→ **DIRECTIONS FOR THIS TASK**
Copy the rows from the first one through the row containing "header-line: A bbox=[289, 296, 298, 309]", substituting "grid-cell" for each "table-cell" and changing nothing else.

→ **RECORDS PROVIDED**
· · · · ·
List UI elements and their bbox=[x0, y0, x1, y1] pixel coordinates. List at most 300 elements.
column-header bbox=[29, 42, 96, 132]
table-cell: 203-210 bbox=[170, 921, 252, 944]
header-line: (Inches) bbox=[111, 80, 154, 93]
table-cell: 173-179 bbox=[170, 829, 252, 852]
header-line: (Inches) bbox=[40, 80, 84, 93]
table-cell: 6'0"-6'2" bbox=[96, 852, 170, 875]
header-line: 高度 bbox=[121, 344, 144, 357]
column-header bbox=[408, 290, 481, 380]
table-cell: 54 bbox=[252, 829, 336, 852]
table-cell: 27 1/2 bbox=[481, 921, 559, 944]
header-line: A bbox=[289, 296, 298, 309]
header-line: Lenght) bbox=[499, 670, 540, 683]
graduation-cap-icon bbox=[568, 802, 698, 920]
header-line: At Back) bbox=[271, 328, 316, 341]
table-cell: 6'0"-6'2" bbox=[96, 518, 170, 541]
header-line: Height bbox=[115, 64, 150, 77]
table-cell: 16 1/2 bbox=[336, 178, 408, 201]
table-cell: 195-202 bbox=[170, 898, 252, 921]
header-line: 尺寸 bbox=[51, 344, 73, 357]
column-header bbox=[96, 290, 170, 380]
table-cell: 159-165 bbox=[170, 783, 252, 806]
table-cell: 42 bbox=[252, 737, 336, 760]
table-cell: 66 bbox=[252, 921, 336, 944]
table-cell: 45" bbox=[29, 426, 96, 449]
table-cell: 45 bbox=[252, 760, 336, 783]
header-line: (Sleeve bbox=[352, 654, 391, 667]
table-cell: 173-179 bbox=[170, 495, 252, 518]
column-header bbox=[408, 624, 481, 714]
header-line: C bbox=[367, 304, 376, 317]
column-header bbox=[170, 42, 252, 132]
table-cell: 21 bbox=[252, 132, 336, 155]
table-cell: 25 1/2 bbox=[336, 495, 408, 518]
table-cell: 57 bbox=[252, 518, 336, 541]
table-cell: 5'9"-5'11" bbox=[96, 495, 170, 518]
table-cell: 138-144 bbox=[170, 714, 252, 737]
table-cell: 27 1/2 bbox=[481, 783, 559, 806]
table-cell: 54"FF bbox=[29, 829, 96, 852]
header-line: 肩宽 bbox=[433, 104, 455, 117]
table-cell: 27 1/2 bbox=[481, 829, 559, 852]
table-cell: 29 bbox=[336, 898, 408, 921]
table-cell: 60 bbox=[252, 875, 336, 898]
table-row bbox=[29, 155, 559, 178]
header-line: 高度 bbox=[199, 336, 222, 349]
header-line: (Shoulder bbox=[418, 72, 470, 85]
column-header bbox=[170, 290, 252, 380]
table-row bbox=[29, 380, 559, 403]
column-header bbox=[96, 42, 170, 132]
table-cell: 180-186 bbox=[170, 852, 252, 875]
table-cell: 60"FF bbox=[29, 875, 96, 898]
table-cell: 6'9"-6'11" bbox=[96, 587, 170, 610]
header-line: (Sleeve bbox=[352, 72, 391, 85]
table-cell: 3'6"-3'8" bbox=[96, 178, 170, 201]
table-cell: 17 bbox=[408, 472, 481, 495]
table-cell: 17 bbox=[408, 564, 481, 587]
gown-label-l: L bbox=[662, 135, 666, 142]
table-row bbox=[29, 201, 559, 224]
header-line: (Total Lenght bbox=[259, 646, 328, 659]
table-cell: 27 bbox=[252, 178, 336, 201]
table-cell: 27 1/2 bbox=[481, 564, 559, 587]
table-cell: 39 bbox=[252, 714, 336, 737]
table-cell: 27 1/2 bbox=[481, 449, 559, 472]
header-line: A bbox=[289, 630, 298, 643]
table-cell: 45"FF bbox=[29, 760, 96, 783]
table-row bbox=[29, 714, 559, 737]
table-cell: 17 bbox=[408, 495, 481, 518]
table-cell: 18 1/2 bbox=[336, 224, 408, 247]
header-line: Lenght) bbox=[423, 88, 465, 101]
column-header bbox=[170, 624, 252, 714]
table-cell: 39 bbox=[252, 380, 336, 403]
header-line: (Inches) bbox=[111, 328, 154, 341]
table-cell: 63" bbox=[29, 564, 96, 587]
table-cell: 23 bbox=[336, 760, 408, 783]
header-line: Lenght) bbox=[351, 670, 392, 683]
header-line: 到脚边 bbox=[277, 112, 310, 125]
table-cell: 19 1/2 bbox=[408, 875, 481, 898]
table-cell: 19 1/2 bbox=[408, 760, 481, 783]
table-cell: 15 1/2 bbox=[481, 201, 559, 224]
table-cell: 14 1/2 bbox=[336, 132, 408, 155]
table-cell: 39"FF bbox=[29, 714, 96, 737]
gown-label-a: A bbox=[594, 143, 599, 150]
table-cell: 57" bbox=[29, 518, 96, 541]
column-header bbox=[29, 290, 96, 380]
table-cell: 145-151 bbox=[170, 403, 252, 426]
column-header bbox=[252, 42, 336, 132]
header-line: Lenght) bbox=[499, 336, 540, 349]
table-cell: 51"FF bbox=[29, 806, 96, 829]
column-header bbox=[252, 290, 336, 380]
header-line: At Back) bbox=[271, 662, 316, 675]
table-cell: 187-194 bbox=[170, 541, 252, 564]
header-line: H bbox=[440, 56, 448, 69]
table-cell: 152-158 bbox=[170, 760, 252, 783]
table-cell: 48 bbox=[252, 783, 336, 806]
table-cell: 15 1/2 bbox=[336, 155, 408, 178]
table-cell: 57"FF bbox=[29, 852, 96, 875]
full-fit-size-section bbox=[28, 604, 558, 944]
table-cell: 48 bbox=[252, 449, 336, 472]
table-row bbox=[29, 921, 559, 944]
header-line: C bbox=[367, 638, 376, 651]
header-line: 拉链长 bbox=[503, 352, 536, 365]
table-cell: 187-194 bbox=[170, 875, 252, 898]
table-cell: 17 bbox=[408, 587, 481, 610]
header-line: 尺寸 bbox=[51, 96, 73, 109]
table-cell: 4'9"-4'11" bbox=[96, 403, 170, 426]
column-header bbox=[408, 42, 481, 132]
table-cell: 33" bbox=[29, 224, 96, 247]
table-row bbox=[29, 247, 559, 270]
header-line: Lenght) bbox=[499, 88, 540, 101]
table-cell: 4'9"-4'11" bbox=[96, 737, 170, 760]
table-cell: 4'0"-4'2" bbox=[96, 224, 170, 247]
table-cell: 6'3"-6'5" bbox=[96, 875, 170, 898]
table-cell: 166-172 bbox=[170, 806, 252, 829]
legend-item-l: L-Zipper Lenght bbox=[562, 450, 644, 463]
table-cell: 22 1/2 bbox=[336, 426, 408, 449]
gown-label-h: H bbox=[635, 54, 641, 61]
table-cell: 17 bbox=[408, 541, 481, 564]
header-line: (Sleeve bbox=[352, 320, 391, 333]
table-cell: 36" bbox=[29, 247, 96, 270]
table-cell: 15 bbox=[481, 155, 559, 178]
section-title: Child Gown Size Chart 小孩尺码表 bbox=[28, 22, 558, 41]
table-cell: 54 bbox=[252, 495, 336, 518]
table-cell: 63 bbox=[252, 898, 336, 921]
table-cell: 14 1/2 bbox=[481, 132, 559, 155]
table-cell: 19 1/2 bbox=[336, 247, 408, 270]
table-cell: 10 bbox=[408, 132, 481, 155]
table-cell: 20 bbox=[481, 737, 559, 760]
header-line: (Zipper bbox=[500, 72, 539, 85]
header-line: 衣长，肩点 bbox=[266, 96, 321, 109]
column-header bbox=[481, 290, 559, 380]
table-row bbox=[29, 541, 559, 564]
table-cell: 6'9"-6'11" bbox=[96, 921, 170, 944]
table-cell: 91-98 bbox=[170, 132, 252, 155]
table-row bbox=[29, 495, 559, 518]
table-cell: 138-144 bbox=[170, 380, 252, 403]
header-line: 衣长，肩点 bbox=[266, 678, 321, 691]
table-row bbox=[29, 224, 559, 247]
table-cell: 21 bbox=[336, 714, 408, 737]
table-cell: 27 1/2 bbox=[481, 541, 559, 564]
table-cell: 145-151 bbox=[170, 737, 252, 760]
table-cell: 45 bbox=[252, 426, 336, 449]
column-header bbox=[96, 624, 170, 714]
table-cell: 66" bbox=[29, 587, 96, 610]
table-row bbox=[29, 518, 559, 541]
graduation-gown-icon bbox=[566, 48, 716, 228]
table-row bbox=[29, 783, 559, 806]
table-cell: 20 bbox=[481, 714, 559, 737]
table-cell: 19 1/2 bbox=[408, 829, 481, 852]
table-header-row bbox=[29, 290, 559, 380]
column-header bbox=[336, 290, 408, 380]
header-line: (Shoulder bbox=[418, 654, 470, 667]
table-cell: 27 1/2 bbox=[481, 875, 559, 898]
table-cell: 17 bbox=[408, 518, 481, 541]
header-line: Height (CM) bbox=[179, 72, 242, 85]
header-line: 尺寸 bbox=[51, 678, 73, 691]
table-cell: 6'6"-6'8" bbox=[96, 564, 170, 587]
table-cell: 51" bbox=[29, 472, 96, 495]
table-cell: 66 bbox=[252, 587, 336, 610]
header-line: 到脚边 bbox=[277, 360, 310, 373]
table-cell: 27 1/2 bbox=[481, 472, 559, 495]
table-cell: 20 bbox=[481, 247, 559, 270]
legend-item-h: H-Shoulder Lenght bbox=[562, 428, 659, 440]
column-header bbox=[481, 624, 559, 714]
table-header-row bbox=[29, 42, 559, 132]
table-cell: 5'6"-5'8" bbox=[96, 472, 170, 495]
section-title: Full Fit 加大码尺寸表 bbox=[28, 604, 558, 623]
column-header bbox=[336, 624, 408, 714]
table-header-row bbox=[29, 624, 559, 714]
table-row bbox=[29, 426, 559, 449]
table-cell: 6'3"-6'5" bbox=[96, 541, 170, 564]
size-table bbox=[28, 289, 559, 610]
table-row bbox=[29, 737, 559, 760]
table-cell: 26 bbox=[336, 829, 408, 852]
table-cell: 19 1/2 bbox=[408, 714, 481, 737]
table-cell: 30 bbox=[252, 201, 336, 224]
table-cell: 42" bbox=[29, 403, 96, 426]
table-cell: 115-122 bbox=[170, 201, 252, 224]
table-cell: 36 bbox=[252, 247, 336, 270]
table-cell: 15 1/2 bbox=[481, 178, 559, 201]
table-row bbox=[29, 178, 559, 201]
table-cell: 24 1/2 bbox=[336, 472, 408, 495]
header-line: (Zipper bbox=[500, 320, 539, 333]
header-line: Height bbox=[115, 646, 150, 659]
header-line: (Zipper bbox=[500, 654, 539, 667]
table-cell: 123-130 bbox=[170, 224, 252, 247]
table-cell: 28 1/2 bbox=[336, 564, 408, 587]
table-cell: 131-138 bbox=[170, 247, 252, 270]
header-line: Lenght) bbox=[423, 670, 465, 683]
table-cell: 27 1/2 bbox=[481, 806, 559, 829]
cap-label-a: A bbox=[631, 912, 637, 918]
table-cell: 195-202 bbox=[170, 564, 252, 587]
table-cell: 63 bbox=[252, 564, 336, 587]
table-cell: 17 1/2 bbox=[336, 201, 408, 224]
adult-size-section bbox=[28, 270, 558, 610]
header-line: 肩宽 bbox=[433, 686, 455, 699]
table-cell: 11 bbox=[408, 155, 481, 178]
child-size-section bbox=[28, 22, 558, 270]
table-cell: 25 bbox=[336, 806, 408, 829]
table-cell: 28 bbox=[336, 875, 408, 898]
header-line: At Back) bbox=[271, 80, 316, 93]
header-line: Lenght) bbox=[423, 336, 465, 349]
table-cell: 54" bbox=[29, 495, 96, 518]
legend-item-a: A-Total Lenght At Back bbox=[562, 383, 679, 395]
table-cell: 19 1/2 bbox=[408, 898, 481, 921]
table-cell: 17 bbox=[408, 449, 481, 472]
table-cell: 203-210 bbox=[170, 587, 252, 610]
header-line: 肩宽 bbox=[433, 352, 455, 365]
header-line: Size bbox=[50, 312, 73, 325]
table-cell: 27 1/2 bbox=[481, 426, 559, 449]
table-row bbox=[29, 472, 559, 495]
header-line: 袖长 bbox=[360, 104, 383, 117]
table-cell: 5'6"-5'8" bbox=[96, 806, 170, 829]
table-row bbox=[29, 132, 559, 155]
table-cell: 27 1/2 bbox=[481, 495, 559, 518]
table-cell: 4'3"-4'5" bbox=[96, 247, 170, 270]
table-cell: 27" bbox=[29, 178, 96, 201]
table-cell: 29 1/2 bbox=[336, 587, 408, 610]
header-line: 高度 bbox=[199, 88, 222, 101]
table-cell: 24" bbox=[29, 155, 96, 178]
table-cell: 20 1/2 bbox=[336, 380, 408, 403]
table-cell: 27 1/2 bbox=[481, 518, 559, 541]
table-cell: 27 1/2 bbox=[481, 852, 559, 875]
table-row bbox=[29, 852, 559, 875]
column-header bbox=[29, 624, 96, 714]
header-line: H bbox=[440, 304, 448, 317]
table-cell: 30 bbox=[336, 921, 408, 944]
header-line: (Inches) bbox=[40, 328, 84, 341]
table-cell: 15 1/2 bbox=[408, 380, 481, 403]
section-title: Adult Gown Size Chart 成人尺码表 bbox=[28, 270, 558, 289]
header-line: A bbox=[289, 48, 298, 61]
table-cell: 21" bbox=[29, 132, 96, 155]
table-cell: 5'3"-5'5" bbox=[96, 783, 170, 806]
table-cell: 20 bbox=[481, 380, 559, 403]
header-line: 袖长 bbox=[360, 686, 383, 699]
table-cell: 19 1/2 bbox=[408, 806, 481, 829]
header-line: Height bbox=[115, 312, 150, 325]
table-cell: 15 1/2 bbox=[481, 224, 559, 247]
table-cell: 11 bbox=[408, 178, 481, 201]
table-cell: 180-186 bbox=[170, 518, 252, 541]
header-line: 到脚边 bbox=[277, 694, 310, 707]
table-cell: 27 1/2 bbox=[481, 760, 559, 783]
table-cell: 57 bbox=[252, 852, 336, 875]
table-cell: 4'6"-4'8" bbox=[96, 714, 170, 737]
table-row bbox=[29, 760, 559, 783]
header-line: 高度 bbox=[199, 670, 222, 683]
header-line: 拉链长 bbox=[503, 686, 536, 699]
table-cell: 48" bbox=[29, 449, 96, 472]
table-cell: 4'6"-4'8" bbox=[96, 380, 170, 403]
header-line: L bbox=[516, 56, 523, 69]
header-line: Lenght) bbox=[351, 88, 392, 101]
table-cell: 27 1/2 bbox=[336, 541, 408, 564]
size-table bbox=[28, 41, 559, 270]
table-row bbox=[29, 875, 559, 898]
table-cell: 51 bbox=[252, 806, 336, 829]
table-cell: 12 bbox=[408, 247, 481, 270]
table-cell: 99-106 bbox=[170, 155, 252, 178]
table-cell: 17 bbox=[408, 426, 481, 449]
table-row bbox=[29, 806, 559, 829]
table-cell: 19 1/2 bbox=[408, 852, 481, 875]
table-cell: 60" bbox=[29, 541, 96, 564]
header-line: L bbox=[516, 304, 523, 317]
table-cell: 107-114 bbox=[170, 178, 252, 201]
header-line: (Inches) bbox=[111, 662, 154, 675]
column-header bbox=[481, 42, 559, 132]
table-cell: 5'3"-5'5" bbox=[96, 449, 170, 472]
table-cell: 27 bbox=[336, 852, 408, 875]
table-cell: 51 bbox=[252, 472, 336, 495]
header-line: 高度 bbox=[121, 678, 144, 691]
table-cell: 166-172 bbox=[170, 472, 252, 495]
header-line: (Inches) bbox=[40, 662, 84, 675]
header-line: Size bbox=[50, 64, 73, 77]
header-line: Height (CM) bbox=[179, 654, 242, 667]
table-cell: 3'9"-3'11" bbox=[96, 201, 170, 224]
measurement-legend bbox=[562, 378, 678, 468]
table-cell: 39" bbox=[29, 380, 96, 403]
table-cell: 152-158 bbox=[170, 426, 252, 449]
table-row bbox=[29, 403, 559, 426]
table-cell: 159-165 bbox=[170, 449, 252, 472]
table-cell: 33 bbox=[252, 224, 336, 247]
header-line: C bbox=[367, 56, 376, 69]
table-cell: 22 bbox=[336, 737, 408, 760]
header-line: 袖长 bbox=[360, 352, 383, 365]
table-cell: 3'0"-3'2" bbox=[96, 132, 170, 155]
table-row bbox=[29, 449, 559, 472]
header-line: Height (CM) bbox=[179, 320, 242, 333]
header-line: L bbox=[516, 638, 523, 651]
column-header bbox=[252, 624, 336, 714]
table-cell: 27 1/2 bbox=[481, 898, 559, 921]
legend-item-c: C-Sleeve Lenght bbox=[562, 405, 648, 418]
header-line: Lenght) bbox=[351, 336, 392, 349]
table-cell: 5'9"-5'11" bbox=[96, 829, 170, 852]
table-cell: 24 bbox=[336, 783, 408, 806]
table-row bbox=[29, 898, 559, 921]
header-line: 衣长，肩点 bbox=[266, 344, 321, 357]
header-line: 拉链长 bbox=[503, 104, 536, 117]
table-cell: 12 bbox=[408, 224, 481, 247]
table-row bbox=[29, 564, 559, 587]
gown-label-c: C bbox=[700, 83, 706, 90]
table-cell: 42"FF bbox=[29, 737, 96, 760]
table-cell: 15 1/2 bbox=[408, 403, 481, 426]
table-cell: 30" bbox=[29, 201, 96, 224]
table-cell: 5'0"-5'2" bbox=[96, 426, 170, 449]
· · · · ·
→ **OUTPUT FOR THIS EXERCISE**
List UI elements and their bbox=[x0, y0, x1, y1] pixel coordinates. List at most 300 elements.
column-header bbox=[29, 42, 96, 132]
grid-cell: 203-210 bbox=[170, 921, 252, 944]
header-line: (Inches) bbox=[111, 80, 154, 93]
grid-cell: 173-179 bbox=[170, 829, 252, 852]
header-line: (Inches) bbox=[40, 80, 84, 93]
grid-cell: 6'0"-6'2" bbox=[96, 852, 170, 875]
header-line: 高度 bbox=[121, 344, 144, 357]
column-header bbox=[408, 290, 481, 380]
grid-cell: 54 bbox=[252, 829, 336, 852]
grid-cell: 27 1/2 bbox=[481, 921, 559, 944]
header-line: A bbox=[289, 296, 298, 309]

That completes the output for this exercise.